◆ **Task objective**: In the post about the movie Battle: LA, where does the central command and control structure turn out to be?

◆ **Selected text**:
★ ★ ★ ★
I’m sitting here watching the movie Battle: LA and thinking about how it relates to distributed systems.The movie is available on Netflix if you haven’t seen it. You should stop reading now if you don’t want me spoiling it.

The movie takes place, unsurprisingly, in Los Angeles where an alien attack force is invading the city. As Aaron Eckhart and his band of marines struggle to take back the city they discover that the ships the aliens are using are actually unmanned drones.

War MachineUnmanned, except for the man in front, obviously

This is not news the member of the signal corps they have hooked up with. She believes that all the drones are being controlled from a central location, a command and control center. The rest of the movie follows the marines as they attempt to find this structure which, as it turns out, is buried in the ground. It is, seemingly, very secret and very secure hidden in the ruined city. Fortunately, as seems to happen frequently in these sorts of movies, the US military prevails and blows up this central structure.
★ ★ ★ ★
◆ **Data to examine**:
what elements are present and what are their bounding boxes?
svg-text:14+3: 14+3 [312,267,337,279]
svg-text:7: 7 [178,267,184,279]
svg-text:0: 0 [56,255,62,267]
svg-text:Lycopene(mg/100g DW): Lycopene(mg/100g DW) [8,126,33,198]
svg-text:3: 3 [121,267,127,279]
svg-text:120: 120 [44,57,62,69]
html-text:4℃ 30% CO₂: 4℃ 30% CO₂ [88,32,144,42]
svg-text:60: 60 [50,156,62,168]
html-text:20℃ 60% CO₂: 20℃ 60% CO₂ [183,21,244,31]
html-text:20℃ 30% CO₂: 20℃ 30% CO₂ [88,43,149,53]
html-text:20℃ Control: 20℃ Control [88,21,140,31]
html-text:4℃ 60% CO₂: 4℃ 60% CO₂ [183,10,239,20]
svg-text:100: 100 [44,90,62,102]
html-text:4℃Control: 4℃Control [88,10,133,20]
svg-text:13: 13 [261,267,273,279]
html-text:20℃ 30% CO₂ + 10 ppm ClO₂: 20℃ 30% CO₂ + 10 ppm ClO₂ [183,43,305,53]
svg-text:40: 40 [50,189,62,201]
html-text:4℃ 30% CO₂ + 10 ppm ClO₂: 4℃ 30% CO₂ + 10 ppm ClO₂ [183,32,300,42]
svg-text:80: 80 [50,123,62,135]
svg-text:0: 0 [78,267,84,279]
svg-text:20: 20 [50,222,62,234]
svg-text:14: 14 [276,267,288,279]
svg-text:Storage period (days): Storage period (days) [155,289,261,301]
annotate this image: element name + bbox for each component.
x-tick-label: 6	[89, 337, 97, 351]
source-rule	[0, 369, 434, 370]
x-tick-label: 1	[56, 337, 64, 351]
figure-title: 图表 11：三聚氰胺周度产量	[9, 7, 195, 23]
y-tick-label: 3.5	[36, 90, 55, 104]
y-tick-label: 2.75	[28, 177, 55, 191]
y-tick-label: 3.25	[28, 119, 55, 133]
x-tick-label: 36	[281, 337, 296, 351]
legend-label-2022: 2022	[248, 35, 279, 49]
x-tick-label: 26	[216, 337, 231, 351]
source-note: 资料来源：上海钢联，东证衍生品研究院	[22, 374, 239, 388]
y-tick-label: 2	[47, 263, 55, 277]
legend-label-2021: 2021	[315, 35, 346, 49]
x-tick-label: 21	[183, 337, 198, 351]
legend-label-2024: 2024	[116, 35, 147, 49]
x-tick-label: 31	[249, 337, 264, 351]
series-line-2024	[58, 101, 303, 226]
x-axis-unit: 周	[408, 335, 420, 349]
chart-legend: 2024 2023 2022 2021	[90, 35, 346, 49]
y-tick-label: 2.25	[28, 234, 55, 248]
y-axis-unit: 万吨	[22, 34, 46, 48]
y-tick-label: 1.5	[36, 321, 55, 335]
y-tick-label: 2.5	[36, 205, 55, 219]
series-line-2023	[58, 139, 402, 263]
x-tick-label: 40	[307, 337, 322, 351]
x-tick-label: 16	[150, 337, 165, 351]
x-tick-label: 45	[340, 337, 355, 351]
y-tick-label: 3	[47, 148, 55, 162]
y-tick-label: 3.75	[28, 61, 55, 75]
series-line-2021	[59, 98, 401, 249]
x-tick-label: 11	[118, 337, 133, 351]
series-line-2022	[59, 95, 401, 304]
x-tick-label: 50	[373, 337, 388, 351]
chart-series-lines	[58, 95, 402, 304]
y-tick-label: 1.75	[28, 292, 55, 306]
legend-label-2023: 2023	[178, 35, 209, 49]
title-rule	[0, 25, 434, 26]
★ ★ ★ ★
◆ **Solution for this exercise**: It is buried in the ground, hidden in the ruined city.